## YOUR TASK
How many lines of these entries hold the string "icon"? Answer with the number alone.

== RECORD LIST ==

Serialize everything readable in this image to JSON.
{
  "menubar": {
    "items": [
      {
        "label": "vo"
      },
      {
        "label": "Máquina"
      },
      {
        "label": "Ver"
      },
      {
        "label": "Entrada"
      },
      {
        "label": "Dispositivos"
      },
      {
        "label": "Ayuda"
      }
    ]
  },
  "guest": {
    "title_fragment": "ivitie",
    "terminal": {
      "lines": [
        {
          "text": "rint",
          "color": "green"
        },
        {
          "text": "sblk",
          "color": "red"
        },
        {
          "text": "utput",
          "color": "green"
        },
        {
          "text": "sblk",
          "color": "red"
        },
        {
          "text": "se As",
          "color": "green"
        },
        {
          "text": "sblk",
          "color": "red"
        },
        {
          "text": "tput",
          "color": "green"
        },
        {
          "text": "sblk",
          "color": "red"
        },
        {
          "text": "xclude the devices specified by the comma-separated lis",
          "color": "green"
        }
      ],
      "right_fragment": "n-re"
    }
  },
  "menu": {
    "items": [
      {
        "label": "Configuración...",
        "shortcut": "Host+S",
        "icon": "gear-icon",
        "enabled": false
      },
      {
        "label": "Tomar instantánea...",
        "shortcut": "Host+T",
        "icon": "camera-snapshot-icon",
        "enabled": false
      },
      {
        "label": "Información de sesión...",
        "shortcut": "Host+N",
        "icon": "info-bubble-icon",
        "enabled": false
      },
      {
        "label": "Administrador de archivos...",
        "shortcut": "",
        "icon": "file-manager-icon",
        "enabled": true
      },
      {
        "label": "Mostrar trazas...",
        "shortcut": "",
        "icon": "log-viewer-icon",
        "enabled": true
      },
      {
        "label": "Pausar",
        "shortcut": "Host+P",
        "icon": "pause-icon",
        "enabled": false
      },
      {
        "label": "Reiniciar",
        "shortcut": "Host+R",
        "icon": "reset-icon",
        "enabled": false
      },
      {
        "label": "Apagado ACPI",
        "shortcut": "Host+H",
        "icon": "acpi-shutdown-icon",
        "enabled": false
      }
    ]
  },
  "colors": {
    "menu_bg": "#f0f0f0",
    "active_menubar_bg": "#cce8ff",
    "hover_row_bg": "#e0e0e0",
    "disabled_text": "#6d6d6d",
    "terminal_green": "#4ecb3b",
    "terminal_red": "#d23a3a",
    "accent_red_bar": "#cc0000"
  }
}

===

## RESPONSE TO THE EXERCISE
8